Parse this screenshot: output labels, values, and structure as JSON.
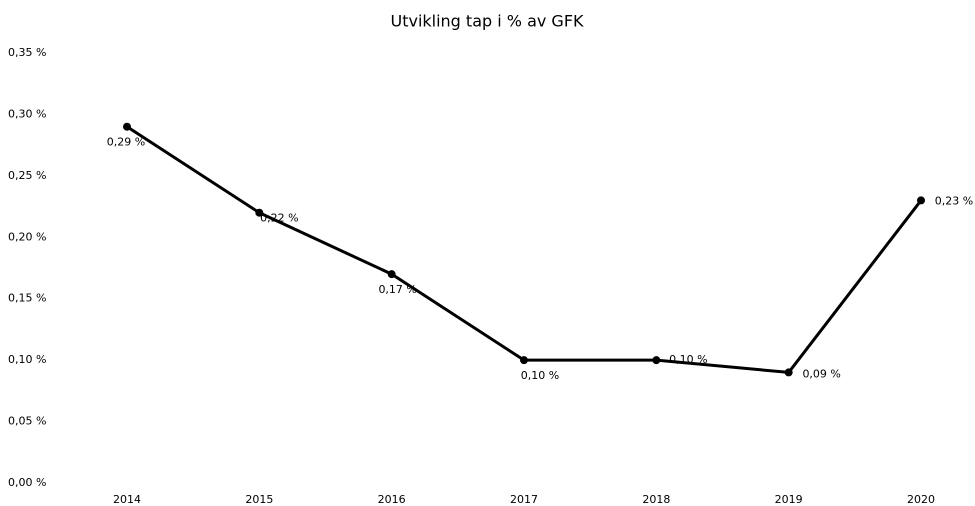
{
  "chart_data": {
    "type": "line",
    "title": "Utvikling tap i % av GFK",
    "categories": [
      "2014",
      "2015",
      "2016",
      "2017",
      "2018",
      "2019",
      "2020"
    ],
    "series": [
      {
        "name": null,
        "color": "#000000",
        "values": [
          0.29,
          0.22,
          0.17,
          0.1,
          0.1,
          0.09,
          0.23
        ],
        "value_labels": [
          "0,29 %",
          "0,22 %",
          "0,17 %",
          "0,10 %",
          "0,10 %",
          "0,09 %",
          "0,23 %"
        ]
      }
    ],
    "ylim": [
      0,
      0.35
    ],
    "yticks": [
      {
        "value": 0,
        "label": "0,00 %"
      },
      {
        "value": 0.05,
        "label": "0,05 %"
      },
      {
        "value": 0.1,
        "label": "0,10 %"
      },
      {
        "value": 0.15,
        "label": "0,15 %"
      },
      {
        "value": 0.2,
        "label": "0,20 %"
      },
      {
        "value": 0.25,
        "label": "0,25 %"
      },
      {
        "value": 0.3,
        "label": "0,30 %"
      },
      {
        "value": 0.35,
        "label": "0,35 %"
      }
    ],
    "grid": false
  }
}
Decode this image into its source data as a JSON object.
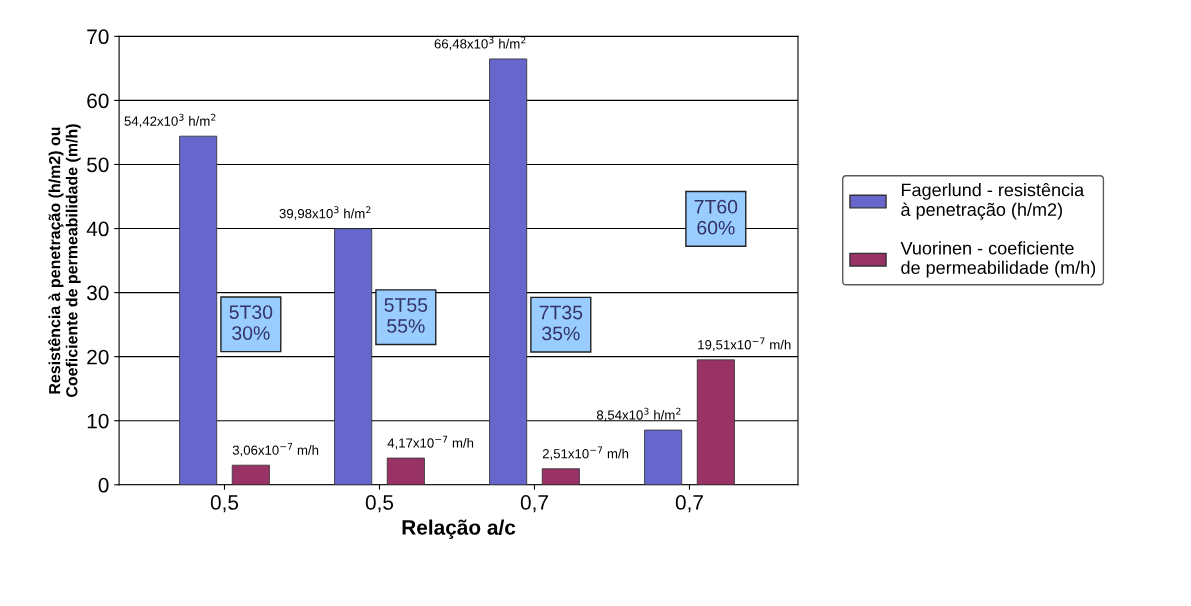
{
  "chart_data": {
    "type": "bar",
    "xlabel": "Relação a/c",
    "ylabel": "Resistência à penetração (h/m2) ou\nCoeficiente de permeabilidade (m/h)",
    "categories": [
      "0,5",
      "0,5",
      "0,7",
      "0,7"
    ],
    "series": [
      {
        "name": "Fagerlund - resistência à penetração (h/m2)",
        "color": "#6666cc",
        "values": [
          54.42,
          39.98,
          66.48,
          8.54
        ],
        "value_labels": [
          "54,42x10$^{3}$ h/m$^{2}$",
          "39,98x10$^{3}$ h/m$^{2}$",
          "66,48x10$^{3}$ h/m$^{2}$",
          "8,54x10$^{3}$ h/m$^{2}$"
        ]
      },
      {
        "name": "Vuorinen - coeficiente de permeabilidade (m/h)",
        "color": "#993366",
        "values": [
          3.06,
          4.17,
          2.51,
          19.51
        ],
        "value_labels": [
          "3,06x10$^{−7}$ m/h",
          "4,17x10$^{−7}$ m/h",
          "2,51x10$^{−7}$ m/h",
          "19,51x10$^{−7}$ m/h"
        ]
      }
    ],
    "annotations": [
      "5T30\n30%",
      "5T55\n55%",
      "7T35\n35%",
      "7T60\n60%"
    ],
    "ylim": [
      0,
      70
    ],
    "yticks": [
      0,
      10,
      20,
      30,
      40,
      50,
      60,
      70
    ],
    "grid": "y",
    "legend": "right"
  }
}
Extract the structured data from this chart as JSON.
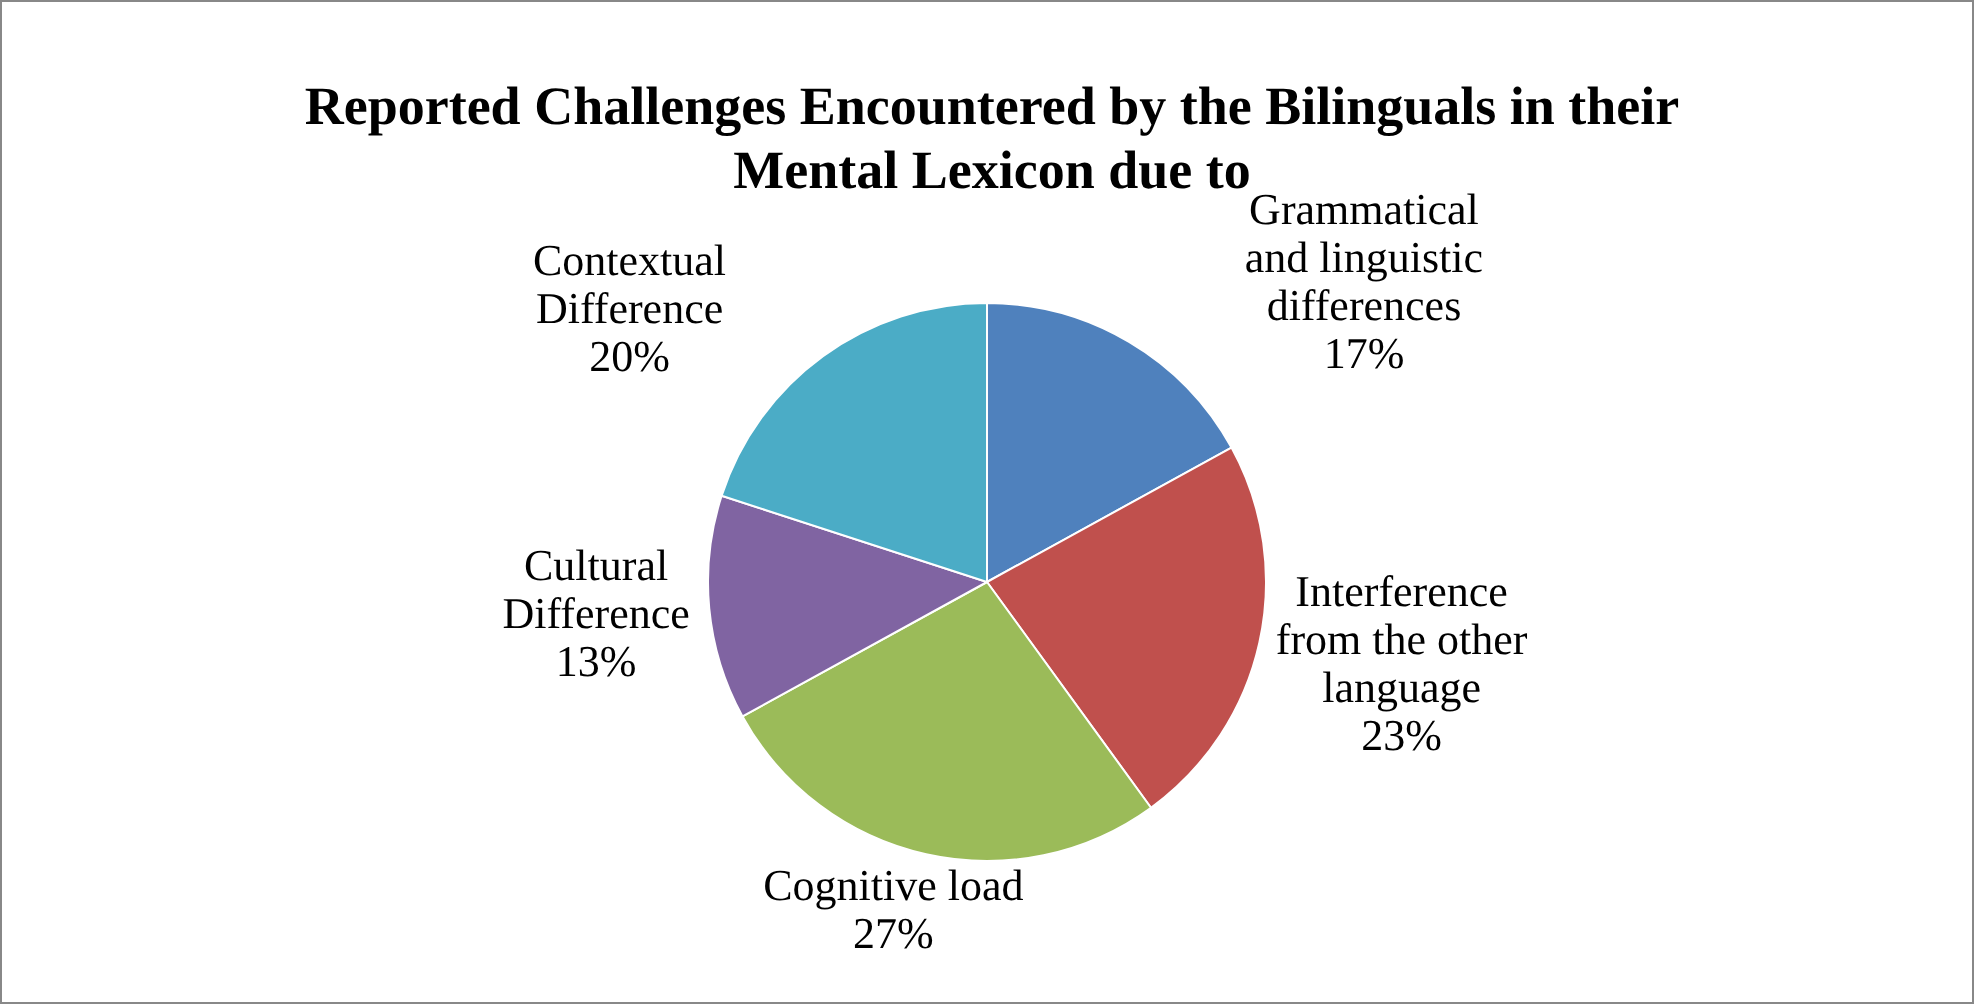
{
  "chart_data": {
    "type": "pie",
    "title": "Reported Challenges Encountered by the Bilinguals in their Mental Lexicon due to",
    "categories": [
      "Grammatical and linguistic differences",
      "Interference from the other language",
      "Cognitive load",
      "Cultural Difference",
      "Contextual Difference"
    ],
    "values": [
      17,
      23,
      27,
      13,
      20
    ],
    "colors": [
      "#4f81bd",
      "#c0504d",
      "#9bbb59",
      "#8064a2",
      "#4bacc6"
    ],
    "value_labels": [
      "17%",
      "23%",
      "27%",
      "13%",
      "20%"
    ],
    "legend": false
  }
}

---

• _Problem details_
Count all lines of the data that include "name". The answer is the number alone.

• _Exercise solution_
3